# [WRITTEN PROBLEM]
In the data that follows, count the lines in which the word "mata" occurs, and report that figure alone.

>> Start DATA FOR THIS TASK

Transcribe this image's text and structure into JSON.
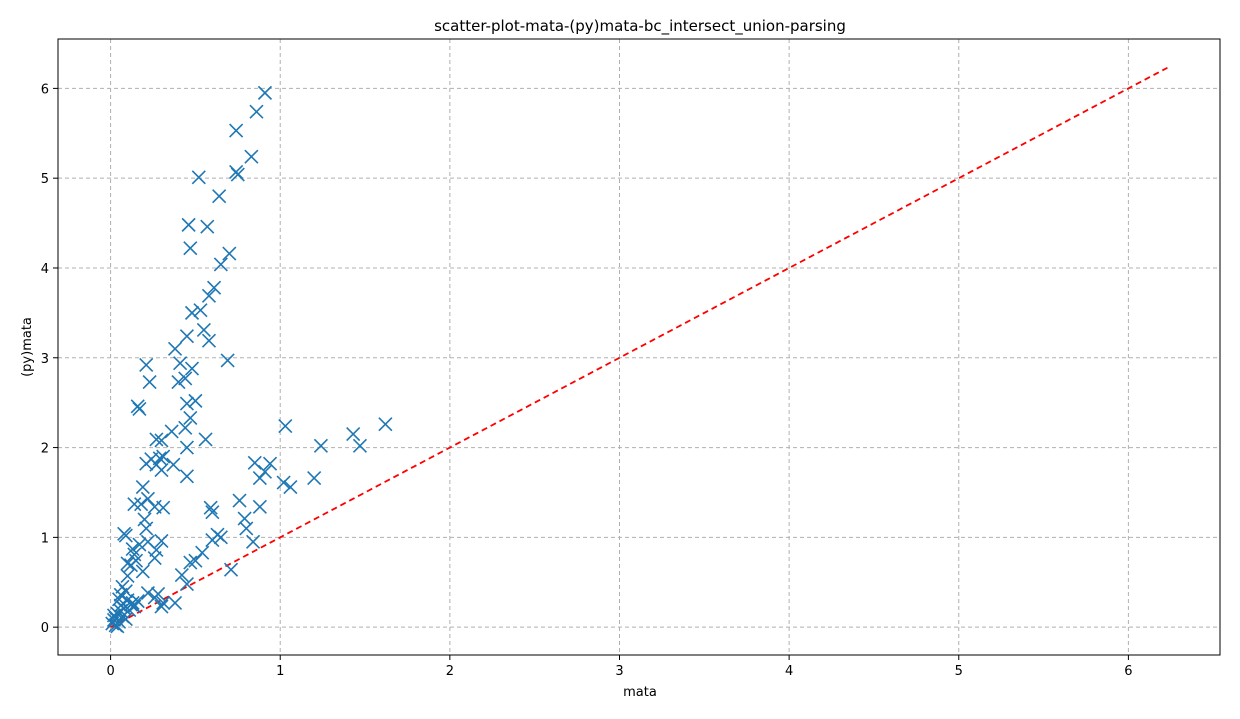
{
  "chart_data": {
    "type": "scatter",
    "title": "scatter-plot-mata-(py)mata-bc_intersect_union-parsing",
    "xlabel": "mata",
    "ylabel": "(py)mata",
    "xlim": [
      -0.31,
      6.54
    ],
    "ylim": [
      -0.31,
      6.55
    ],
    "xticks": [
      0,
      1,
      2,
      3,
      4,
      5,
      6
    ],
    "yticks": [
      0,
      1,
      2,
      3,
      4,
      5,
      6
    ],
    "grid": true,
    "marker": "x",
    "marker_color": "#1f77b4",
    "reference_line": {
      "style": "dashed",
      "color": "#ff0000",
      "from": [
        0,
        0
      ],
      "to": [
        6.23,
        6.23
      ]
    },
    "points": [
      [
        0.91,
        5.95
      ],
      [
        0.86,
        5.74
      ],
      [
        0.74,
        5.53
      ],
      [
        0.83,
        5.24
      ],
      [
        0.74,
        5.07
      ],
      [
        0.75,
        5.04
      ],
      [
        0.52,
        5.01
      ],
      [
        0.64,
        4.8
      ],
      [
        0.46,
        4.48
      ],
      [
        0.57,
        4.46
      ],
      [
        0.47,
        4.22
      ],
      [
        0.7,
        4.16
      ],
      [
        0.65,
        4.04
      ],
      [
        0.61,
        3.78
      ],
      [
        0.58,
        3.69
      ],
      [
        0.53,
        3.53
      ],
      [
        0.48,
        3.5
      ],
      [
        0.55,
        3.31
      ],
      [
        0.45,
        3.24
      ],
      [
        0.58,
        3.19
      ],
      [
        0.38,
        3.1
      ],
      [
        0.41,
        2.94
      ],
      [
        0.69,
        2.97
      ],
      [
        0.21,
        2.92
      ],
      [
        0.48,
        2.88
      ],
      [
        0.44,
        2.77
      ],
      [
        0.23,
        2.73
      ],
      [
        0.4,
        2.73
      ],
      [
        0.5,
        2.52
      ],
      [
        0.45,
        2.49
      ],
      [
        0.16,
        2.46
      ],
      [
        0.17,
        2.43
      ],
      [
        0.47,
        2.33
      ],
      [
        0.44,
        2.22
      ],
      [
        0.36,
        2.18
      ],
      [
        0.27,
        2.09
      ],
      [
        0.3,
        2.08
      ],
      [
        0.56,
        2.09
      ],
      [
        0.45,
        2.0
      ],
      [
        0.24,
        1.87
      ],
      [
        0.29,
        1.88
      ],
      [
        0.31,
        1.9
      ],
      [
        0.21,
        1.82
      ],
      [
        0.27,
        1.81
      ],
      [
        0.37,
        1.81
      ],
      [
        0.3,
        1.75
      ],
      [
        0.45,
        1.68
      ],
      [
        0.19,
        1.56
      ],
      [
        0.22,
        1.43
      ],
      [
        0.18,
        1.37
      ],
      [
        0.14,
        1.37
      ],
      [
        0.31,
        1.33
      ],
      [
        0.26,
        1.34
      ],
      [
        0.59,
        1.33
      ],
      [
        0.6,
        1.28
      ],
      [
        0.2,
        1.2
      ],
      [
        0.21,
        1.1
      ],
      [
        0.08,
        1.04
      ],
      [
        0.09,
        1.02
      ],
      [
        0.22,
        0.95
      ],
      [
        0.3,
        0.96
      ],
      [
        0.17,
        0.92
      ],
      [
        0.13,
        0.87
      ],
      [
        0.27,
        0.86
      ],
      [
        0.14,
        0.81
      ],
      [
        0.26,
        0.77
      ],
      [
        0.1,
        0.71
      ],
      [
        0.12,
        0.69
      ],
      [
        0.15,
        0.74
      ],
      [
        0.19,
        0.62
      ],
      [
        0.1,
        0.57
      ],
      [
        0.07,
        0.45
      ],
      [
        0.09,
        0.4
      ],
      [
        0.06,
        0.36
      ],
      [
        0.05,
        0.31
      ],
      [
        0.1,
        0.3
      ],
      [
        0.13,
        0.27
      ],
      [
        0.12,
        0.25
      ],
      [
        0.08,
        0.21
      ],
      [
        0.06,
        0.18
      ],
      [
        0.04,
        0.15
      ],
      [
        0.07,
        0.12
      ],
      [
        0.03,
        0.1
      ],
      [
        0.02,
        0.08
      ],
      [
        0.05,
        0.06
      ],
      [
        0.01,
        0.04
      ],
      [
        0.03,
        0.02
      ],
      [
        0.04,
        0.01
      ],
      [
        0.02,
        0.13
      ],
      [
        0.09,
        0.09
      ],
      [
        0.11,
        0.19
      ],
      [
        0.06,
        0.24
      ],
      [
        0.14,
        0.23
      ],
      [
        0.16,
        0.29
      ],
      [
        0.22,
        0.38
      ],
      [
        0.26,
        0.33
      ],
      [
        0.28,
        0.37
      ],
      [
        0.31,
        0.27
      ],
      [
        0.38,
        0.27
      ],
      [
        0.3,
        0.23
      ],
      [
        0.42,
        0.58
      ],
      [
        0.45,
        0.48
      ],
      [
        0.47,
        0.72
      ],
      [
        0.5,
        0.74
      ],
      [
        0.54,
        0.83
      ],
      [
        0.6,
        0.97
      ],
      [
        0.63,
        1.03
      ],
      [
        0.65,
        1.0
      ],
      [
        0.71,
        0.64
      ],
      [
        0.76,
        1.41
      ],
      [
        0.79,
        1.21
      ],
      [
        0.8,
        1.1
      ],
      [
        0.84,
        0.95
      ],
      [
        0.85,
        1.83
      ],
      [
        0.88,
        1.66
      ],
      [
        0.88,
        1.34
      ],
      [
        0.91,
        1.73
      ],
      [
        0.94,
        1.82
      ],
      [
        1.02,
        1.61
      ],
      [
        1.06,
        1.56
      ],
      [
        1.03,
        2.24
      ],
      [
        1.2,
        1.66
      ],
      [
        1.24,
        2.02
      ],
      [
        1.43,
        2.15
      ],
      [
        1.47,
        2.02
      ],
      [
        1.62,
        2.26
      ]
    ]
  }
}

>> End DATA FOR THIS TASK

# [FINISHED EXERCISE]
3